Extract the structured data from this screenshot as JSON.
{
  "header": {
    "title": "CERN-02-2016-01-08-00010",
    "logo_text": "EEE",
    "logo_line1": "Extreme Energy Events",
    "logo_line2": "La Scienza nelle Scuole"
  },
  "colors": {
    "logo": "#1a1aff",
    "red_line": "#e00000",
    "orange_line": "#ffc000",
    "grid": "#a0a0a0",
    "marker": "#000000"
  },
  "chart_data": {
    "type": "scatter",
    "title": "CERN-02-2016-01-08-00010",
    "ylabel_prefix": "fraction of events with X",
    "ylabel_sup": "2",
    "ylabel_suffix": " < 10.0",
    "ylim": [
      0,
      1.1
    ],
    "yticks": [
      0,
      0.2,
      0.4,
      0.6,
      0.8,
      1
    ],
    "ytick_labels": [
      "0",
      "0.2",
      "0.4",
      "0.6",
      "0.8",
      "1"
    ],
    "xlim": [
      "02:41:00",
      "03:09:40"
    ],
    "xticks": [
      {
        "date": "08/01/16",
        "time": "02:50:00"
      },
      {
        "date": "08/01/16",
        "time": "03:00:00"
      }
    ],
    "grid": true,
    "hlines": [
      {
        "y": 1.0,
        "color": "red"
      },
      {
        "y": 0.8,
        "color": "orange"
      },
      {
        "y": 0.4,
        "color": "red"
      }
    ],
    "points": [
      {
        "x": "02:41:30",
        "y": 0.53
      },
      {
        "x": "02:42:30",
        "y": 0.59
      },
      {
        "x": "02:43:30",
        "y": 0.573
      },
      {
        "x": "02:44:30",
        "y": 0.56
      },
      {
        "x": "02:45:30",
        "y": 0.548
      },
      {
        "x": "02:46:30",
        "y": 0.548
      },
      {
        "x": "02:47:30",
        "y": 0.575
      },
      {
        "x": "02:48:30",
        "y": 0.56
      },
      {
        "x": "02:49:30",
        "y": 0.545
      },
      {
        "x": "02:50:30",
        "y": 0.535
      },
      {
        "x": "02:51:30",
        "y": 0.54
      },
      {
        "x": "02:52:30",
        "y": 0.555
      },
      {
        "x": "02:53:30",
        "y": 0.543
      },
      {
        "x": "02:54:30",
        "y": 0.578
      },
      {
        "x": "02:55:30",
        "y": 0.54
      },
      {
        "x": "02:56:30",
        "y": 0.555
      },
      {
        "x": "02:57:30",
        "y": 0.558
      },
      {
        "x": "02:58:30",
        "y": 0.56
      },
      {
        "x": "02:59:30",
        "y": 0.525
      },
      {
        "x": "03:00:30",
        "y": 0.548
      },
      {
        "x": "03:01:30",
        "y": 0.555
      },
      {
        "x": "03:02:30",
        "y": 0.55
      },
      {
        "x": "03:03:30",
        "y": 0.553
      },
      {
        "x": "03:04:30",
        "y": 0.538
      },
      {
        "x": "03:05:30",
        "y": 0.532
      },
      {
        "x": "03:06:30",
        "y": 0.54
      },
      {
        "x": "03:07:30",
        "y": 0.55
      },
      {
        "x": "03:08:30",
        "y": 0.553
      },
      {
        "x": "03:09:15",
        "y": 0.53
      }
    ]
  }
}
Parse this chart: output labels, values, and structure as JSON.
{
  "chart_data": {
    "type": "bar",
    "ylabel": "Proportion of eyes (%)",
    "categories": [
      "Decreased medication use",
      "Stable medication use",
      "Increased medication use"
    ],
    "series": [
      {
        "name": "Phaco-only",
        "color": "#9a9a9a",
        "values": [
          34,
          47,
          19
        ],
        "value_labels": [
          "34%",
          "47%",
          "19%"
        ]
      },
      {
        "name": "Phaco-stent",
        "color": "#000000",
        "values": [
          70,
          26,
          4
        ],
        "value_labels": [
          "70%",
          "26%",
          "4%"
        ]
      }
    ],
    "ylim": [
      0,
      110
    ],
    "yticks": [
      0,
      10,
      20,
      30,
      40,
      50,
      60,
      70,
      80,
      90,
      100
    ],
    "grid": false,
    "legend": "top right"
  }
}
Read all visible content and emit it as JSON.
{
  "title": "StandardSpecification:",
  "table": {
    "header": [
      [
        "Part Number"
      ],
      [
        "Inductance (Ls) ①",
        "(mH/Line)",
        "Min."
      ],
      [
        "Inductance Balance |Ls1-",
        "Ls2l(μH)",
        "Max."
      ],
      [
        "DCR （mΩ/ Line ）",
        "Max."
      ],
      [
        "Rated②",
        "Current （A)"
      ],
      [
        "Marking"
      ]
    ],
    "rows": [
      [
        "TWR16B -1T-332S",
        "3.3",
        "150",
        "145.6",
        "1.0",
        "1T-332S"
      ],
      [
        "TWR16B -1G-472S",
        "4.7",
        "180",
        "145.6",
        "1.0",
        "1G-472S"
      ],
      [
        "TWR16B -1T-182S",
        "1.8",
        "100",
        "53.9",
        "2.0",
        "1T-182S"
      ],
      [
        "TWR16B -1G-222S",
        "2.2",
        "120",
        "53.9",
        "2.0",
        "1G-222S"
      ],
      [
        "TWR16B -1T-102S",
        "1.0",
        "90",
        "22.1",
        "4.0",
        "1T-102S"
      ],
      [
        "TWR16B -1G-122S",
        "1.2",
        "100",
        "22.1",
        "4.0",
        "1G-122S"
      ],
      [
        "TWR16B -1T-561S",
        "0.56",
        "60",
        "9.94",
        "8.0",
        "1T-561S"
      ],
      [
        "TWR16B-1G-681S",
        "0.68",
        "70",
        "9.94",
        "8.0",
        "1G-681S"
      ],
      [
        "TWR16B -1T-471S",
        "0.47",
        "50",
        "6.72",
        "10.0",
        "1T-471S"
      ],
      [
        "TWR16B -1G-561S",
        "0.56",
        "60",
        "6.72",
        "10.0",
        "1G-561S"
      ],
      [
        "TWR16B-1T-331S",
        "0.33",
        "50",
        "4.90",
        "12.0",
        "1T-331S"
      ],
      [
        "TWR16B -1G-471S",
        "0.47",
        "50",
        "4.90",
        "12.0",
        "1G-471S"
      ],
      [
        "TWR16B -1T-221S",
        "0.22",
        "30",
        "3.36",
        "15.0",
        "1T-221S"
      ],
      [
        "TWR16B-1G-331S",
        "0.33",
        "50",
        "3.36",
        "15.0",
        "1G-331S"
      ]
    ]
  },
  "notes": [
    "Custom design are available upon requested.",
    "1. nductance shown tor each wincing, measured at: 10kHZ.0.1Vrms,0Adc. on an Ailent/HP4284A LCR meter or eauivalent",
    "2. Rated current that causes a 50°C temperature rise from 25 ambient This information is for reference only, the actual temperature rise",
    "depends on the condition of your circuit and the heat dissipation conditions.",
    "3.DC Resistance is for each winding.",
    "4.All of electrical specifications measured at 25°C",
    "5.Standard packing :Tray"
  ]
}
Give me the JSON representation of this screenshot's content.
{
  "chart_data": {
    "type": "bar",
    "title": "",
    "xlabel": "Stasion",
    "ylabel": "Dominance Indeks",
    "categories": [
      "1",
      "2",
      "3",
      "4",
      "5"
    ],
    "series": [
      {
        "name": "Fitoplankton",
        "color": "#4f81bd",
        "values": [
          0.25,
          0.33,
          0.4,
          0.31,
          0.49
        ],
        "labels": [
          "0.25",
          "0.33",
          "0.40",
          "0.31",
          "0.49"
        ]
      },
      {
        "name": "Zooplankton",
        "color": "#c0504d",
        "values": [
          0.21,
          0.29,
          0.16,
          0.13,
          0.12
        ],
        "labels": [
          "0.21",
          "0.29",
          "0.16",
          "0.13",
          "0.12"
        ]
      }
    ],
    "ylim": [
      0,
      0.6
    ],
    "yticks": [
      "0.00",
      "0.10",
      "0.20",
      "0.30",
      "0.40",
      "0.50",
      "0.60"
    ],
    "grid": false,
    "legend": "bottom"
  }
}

> Prompt:
Count how many lines of the material hold the string "Inductance". Give the number and nothing more.

> Solved problem:
2